> [WHAT YOU ARE ASKED TO DO]: Select every line containing the word "text" from the material, and copy those lines.
— BEGIN DATA EXCERPTS —
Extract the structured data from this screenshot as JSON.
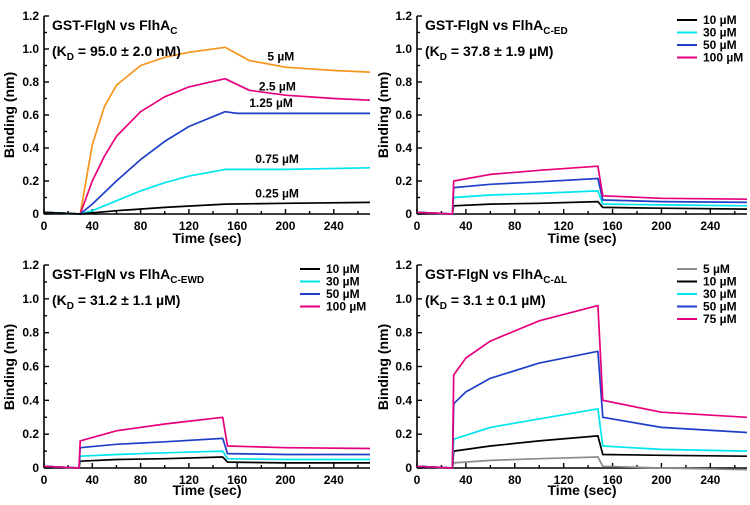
{
  "chart_data": [
    {
      "type": "line",
      "title": "GST-FlgN vs FlhA",
      "title_sub": "C",
      "kd_label": "(K",
      "kd_sub": "D",
      "kd_value": " = 95.0 ± 2.0 nM)",
      "xlabel": "Time (sec)",
      "ylabel": "Binding (nm)",
      "xlim": [
        0,
        270
      ],
      "ylim": [
        0,
        1.2
      ],
      "xticks": [
        "0",
        "40",
        "80",
        "120",
        "160",
        "200",
        "240"
      ],
      "yticks": [
        "0",
        "0.2",
        "0.4",
        "0.6",
        "0.8",
        "1.0",
        "1.2"
      ],
      "legend": null,
      "assoc_start": 30,
      "assoc_end": 150,
      "series": [
        {
          "name": "5 µM",
          "color": "#f7941d",
          "points": [
            [
              0,
              0.01
            ],
            [
              30,
              0.0
            ],
            [
              40,
              0.42
            ],
            [
              50,
              0.65
            ],
            [
              60,
              0.78
            ],
            [
              80,
              0.9
            ],
            [
              100,
              0.95
            ],
            [
              120,
              0.98
            ],
            [
              150,
              1.01
            ],
            [
              170,
              0.93
            ],
            [
              200,
              0.89
            ],
            [
              240,
              0.87
            ],
            [
              270,
              0.86
            ]
          ]
        },
        {
          "name": "2.5 µM",
          "color": "#e6007e",
          "points": [
            [
              0,
              0.01
            ],
            [
              30,
              0.0
            ],
            [
              40,
              0.2
            ],
            [
              50,
              0.35
            ],
            [
              60,
              0.47
            ],
            [
              80,
              0.62
            ],
            [
              100,
              0.71
            ],
            [
              120,
              0.77
            ],
            [
              150,
              0.82
            ],
            [
              170,
              0.75
            ],
            [
              200,
              0.72
            ],
            [
              240,
              0.7
            ],
            [
              270,
              0.69
            ]
          ]
        },
        {
          "name": "1.25 µM",
          "color": "#1f3fc8",
          "points": [
            [
              0,
              0.01
            ],
            [
              30,
              0.0
            ],
            [
              40,
              0.06
            ],
            [
              60,
              0.2
            ],
            [
              80,
              0.33
            ],
            [
              100,
              0.44
            ],
            [
              120,
              0.53
            ],
            [
              150,
              0.62
            ],
            [
              160,
              0.61
            ],
            [
              200,
              0.61
            ],
            [
              270,
              0.61
            ]
          ]
        },
        {
          "name": "0.75 µM",
          "color": "#00e5ee",
          "points": [
            [
              0,
              0.01
            ],
            [
              30,
              0.0
            ],
            [
              40,
              0.02
            ],
            [
              60,
              0.08
            ],
            [
              80,
              0.14
            ],
            [
              100,
              0.19
            ],
            [
              120,
              0.23
            ],
            [
              150,
              0.27
            ],
            [
              160,
              0.27
            ],
            [
              200,
              0.27
            ],
            [
              270,
              0.28
            ]
          ]
        },
        {
          "name": "0.25 µM",
          "color": "#000000",
          "points": [
            [
              0,
              0.01
            ],
            [
              30,
              0.0
            ],
            [
              60,
              0.02
            ],
            [
              100,
              0.04
            ],
            [
              150,
              0.06
            ],
            [
              200,
              0.065
            ],
            [
              270,
              0.07
            ]
          ]
        }
      ],
      "annotations": [
        {
          "text": "5 µM",
          "x": 185,
          "y": 0.93
        },
        {
          "text": "2.5 µM",
          "x": 178,
          "y": 0.75
        },
        {
          "text": "1.25 µM",
          "x": 170,
          "y": 0.65
        },
        {
          "text": "0.75 µM",
          "x": 175,
          "y": 0.31
        },
        {
          "text": "0.25 µM",
          "x": 175,
          "y": 0.1
        }
      ]
    },
    {
      "type": "line",
      "title": "GST-FlgN vs FlhA",
      "title_sub": "C-ED",
      "kd_label": "(K",
      "kd_sub": "D",
      "kd_value": " = 37.8 ± 1.9 µM)",
      "xlabel": "Time (sec)",
      "ylabel": "Binding (nm)",
      "xlim": [
        0,
        270
      ],
      "ylim": [
        0,
        1.2
      ],
      "xticks": [
        "0",
        "40",
        "80",
        "120",
        "160",
        "200",
        "240"
      ],
      "yticks": [
        "0",
        "0.2",
        "0.4",
        "0.6",
        "0.8",
        "1.0",
        "1.2"
      ],
      "legend": "top-right",
      "assoc_start": 30,
      "assoc_end": 150,
      "series": [
        {
          "name": "10 µM",
          "color": "#000000",
          "points": [
            [
              0,
              0.01
            ],
            [
              29,
              0.0
            ],
            [
              30,
              0.05
            ],
            [
              60,
              0.06
            ],
            [
              100,
              0.065
            ],
            [
              148,
              0.075
            ],
            [
              152,
              0.04
            ],
            [
              200,
              0.035
            ],
            [
              270,
              0.03
            ]
          ]
        },
        {
          "name": "30 µM",
          "color": "#00e5ee",
          "points": [
            [
              0,
              0.01
            ],
            [
              29,
              0.0
            ],
            [
              30,
              0.1
            ],
            [
              60,
              0.115
            ],
            [
              100,
              0.125
            ],
            [
              148,
              0.14
            ],
            [
              152,
              0.06
            ],
            [
              200,
              0.055
            ],
            [
              270,
              0.05
            ]
          ]
        },
        {
          "name": "50 µM",
          "color": "#1f3fc8",
          "points": [
            [
              0,
              0.01
            ],
            [
              29,
              0.0
            ],
            [
              30,
              0.16
            ],
            [
              60,
              0.18
            ],
            [
              100,
              0.195
            ],
            [
              148,
              0.215
            ],
            [
              152,
              0.085
            ],
            [
              200,
              0.075
            ],
            [
              270,
              0.07
            ]
          ]
        },
        {
          "name": "100 µM",
          "color": "#e6007e",
          "points": [
            [
              0,
              0.01
            ],
            [
              29,
              0.0
            ],
            [
              30,
              0.2
            ],
            [
              60,
              0.24
            ],
            [
              100,
              0.265
            ],
            [
              148,
              0.29
            ],
            [
              152,
              0.11
            ],
            [
              200,
              0.095
            ],
            [
              270,
              0.09
            ]
          ]
        }
      ],
      "annotations": []
    },
    {
      "type": "line",
      "title": "GST-FlgN vs FlhA",
      "title_sub": "C-EWD",
      "kd_label": "(K",
      "kd_sub": "D",
      "kd_value": " = 31.2 ± 1.1 µM)",
      "xlabel": "Time (sec)",
      "ylabel": "Binding (nm)",
      "xlim": [
        0,
        270
      ],
      "ylim": [
        0,
        1.2
      ],
      "xticks": [
        "0",
        "40",
        "80",
        "120",
        "160",
        "200",
        "240"
      ],
      "yticks": [
        "0",
        "0.2",
        "0.4",
        "0.6",
        "0.8",
        "1.0",
        "1.2"
      ],
      "legend": "top-right",
      "assoc_start": 30,
      "assoc_end": 150,
      "series": [
        {
          "name": "10 µM",
          "color": "#000000",
          "points": [
            [
              0,
              0.01
            ],
            [
              29,
              0.0
            ],
            [
              30,
              0.04
            ],
            [
              60,
              0.05
            ],
            [
              100,
              0.055
            ],
            [
              148,
              0.065
            ],
            [
              152,
              0.035
            ],
            [
              200,
              0.03
            ],
            [
              270,
              0.03
            ]
          ]
        },
        {
          "name": "30 µM",
          "color": "#00e5ee",
          "points": [
            [
              0,
              0.01
            ],
            [
              29,
              0.0
            ],
            [
              30,
              0.07
            ],
            [
              60,
              0.08
            ],
            [
              100,
              0.09
            ],
            [
              148,
              0.1
            ],
            [
              152,
              0.055
            ],
            [
              200,
              0.05
            ],
            [
              270,
              0.05
            ]
          ]
        },
        {
          "name": "50 µM",
          "color": "#1f3fc8",
          "points": [
            [
              0,
              0.01
            ],
            [
              29,
              0.0
            ],
            [
              30,
              0.12
            ],
            [
              60,
              0.14
            ],
            [
              100,
              0.155
            ],
            [
              148,
              0.175
            ],
            [
              152,
              0.085
            ],
            [
              200,
              0.08
            ],
            [
              270,
              0.08
            ]
          ]
        },
        {
          "name": "100 µM",
          "color": "#e6007e",
          "points": [
            [
              0,
              0.01
            ],
            [
              29,
              0.0
            ],
            [
              30,
              0.16
            ],
            [
              60,
              0.22
            ],
            [
              100,
              0.26
            ],
            [
              148,
              0.3
            ],
            [
              152,
              0.13
            ],
            [
              200,
              0.12
            ],
            [
              270,
              0.115
            ]
          ]
        }
      ],
      "annotations": []
    },
    {
      "type": "line",
      "title": "GST-FlgN vs FlhA",
      "title_sub": "C-ΔL",
      "kd_label": "(K",
      "kd_sub": "D",
      "kd_value": " = 3.1 ± 0.1 µM)",
      "xlabel": "Time (sec)",
      "ylabel": "Binding (nm)",
      "xlim": [
        0,
        270
      ],
      "ylim": [
        0,
        1.2
      ],
      "xticks": [
        "0",
        "40",
        "80",
        "120",
        "160",
        "200",
        "240"
      ],
      "yticks": [
        "0",
        "0.2",
        "0.4",
        "0.6",
        "0.8",
        "1.0",
        "1.2"
      ],
      "legend": "top-right",
      "assoc_start": 30,
      "assoc_end": 150,
      "series": [
        {
          "name": "5 µM",
          "color": "#8c8c8c",
          "points": [
            [
              0,
              0.01
            ],
            [
              29,
              0.0
            ],
            [
              30,
              0.03
            ],
            [
              60,
              0.045
            ],
            [
              100,
              0.055
            ],
            [
              148,
              0.065
            ],
            [
              152,
              0.01
            ],
            [
              200,
              0.0
            ],
            [
              270,
              -0.01
            ]
          ]
        },
        {
          "name": "10 µM",
          "color": "#000000",
          "points": [
            [
              0,
              0.01
            ],
            [
              29,
              0.0
            ],
            [
              30,
              0.1
            ],
            [
              60,
              0.13
            ],
            [
              100,
              0.16
            ],
            [
              148,
              0.19
            ],
            [
              152,
              0.08
            ],
            [
              200,
              0.075
            ],
            [
              270,
              0.07
            ]
          ]
        },
        {
          "name": "30 µM",
          "color": "#00e5ee",
          "points": [
            [
              0,
              0.01
            ],
            [
              29,
              0.0
            ],
            [
              30,
              0.17
            ],
            [
              60,
              0.24
            ],
            [
              100,
              0.29
            ],
            [
              148,
              0.35
            ],
            [
              152,
              0.13
            ],
            [
              200,
              0.11
            ],
            [
              270,
              0.1
            ]
          ]
        },
        {
          "name": "50 µM",
          "color": "#1f3fc8",
          "points": [
            [
              0,
              0.01
            ],
            [
              29,
              0.0
            ],
            [
              30,
              0.38
            ],
            [
              40,
              0.45
            ],
            [
              60,
              0.53
            ],
            [
              100,
              0.62
            ],
            [
              148,
              0.69
            ],
            [
              152,
              0.3
            ],
            [
              200,
              0.24
            ],
            [
              270,
              0.21
            ]
          ]
        },
        {
          "name": "75 µM",
          "color": "#e6007e",
          "points": [
            [
              0,
              0.01
            ],
            [
              29,
              0.0
            ],
            [
              30,
              0.55
            ],
            [
              40,
              0.65
            ],
            [
              60,
              0.75
            ],
            [
              100,
              0.87
            ],
            [
              148,
              0.96
            ],
            [
              152,
              0.4
            ],
            [
              200,
              0.33
            ],
            [
              270,
              0.3
            ]
          ]
        }
      ],
      "annotations": []
    }
  ]
}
— END DATA EXCERPTS —
> [WRITTEN REPLY]:
          "text": "5 µM",
          "text": "2.5 µM",
          "text": "1.25 µM",
          "text": "0.75 µM",
          "text": "0.25 µM",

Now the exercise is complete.